Would you return the complete listing below word for word?

▬▬▬▬▬▬

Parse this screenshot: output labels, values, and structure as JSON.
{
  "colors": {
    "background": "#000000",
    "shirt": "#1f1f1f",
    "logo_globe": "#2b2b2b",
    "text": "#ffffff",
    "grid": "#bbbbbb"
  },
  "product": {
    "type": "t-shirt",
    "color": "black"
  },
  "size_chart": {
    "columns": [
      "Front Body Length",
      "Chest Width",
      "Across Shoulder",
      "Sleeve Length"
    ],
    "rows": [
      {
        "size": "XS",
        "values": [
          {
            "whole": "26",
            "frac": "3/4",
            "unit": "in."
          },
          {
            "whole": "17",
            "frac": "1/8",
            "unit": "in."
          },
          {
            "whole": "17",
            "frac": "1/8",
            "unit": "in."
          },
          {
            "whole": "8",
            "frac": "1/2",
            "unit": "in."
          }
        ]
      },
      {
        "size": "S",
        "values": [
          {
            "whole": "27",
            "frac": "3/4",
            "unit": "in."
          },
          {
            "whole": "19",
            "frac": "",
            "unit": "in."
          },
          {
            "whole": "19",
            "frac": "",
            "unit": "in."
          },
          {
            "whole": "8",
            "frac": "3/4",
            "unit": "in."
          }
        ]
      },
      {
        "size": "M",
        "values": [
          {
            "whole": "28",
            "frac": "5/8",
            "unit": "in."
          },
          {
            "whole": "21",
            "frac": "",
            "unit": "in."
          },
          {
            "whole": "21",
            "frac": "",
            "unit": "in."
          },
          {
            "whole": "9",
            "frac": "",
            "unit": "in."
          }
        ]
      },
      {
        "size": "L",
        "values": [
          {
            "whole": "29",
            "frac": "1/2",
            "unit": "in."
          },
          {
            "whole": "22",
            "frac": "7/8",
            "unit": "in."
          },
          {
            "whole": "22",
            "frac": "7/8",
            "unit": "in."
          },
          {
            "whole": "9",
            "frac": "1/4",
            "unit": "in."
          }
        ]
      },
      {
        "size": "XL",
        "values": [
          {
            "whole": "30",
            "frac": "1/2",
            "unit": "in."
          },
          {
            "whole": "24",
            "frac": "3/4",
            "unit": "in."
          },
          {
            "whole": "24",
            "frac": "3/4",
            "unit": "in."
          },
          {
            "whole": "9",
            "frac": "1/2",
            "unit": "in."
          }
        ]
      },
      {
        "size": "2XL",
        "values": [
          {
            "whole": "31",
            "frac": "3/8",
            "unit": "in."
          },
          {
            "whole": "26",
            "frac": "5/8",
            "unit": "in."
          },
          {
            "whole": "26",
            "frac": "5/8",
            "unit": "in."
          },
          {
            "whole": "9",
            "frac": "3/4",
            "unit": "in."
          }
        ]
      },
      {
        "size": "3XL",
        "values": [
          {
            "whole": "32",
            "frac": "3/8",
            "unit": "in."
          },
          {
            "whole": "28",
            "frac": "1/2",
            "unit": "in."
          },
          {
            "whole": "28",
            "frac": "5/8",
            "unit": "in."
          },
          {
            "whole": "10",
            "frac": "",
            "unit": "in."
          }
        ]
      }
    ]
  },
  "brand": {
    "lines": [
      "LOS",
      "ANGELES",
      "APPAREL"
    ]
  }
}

▬▬▬▬▬▬

◆ Exercise answer
Parse this screenshot: output labels, values, and structure as JSON.
{
  "colors": {
    "background": "#000000",
    "shirt": "#1f1f1f",
    "logo_globe": "#2b2b2b",
    "text": "#ffffff",
    "grid": "#bbbbbb"
  },
  "product": {
    "type": "t-shirt",
    "color": "black"
  },
  "size_chart": {
    "columns": [
      "Front Body Length",
      "Chest Width",
      "Across Shoulder",
      "Sleeve Length"
    ],
    "rows": [
      {
        "size": "XS",
        "values": [
          {
            "whole": "26",
            "frac": "3/4",
            "unit": "in."
          },
          {
            "whole": "17",
            "frac": "1/8",
            "unit": "in."
          },
          {
            "whole": "17",
            "frac": "1/8",
            "unit": "in."
          },
          {
            "whole": "8",
            "frac": "1/2",
            "unit": "in."
          }
        ]
      },
      {
        "size": "S",
        "values": [
          {
            "whole": "27",
            "frac": "3/4",
            "unit": "in."
          },
          {
            "whole": "19",
            "frac": "",
            "unit": "in."
          },
          {
            "whole": "19",
            "frac": "",
            "unit": "in."
          },
          {
            "whole": "8",
            "frac": "3/4",
            "unit": "in."
          }
        ]
      },
      {
        "size": "M",
        "values": [
          {
            "whole": "28",
            "frac": "5/8",
            "unit": "in."
          },
          {
            "whole": "21",
            "frac": "",
            "unit": "in."
          },
          {
            "whole": "21",
            "frac": "",
            "unit": "in."
          },
          {
            "whole": "9",
            "frac": "",
            "unit": "in."
          }
        ]
      },
      {
        "size": "L",
        "values": [
          {
            "whole": "29",
            "frac": "1/2",
            "unit": "in."
          },
          {
            "whole": "22",
            "frac": "7/8",
            "unit": "in."
          },
          {
            "whole": "22",
            "frac": "7/8",
            "unit": "in."
          },
          {
            "whole": "9",
            "frac": "1/4",
            "unit": "in."
          }
        ]
      },
      {
        "size": "XL",
        "values": [
          {
            "whole": "30",
            "frac": "1/2",
            "unit": "in."
          },
          {
            "whole": "24",
            "frac": "3/4",
            "unit": "in."
          },
          {
            "whole": "24",
            "frac": "3/4",
            "unit": "in."
          },
          {
            "whole": "9",
            "frac": "1/2",
            "unit": "in."
          }
        ]
      },
      {
        "size": "2XL",
        "values": [
          {
            "whole": "31",
            "frac": "3/8",
            "unit": "in."
          },
          {
            "whole": "26",
            "frac": "5/8",
            "unit": "in."
          },
          {
            "whole": "26",
            "frac": "5/8",
            "unit": "in."
          },
          {
            "whole": "9",
            "frac": "3/4",
            "unit": "in."
          }
        ]
      },
      {
        "size": "3XL",
        "values": [
          {
            "whole": "32",
            "frac": "3/8",
            "unit": "in."
          },
          {
            "whole": "28",
            "frac": "1/2",
            "unit": "in."
          },
          {
            "whole": "28",
            "frac": "5/8",
            "unit": "in."
          },
          {
            "whole": "10",
            "frac": "",
            "unit": "in."
          }
        ]
      }
    ]
  },
  "brand": {
    "lines": [
      "LOS",
      "ANGELES",
      "APPAREL"
    ]
  }
}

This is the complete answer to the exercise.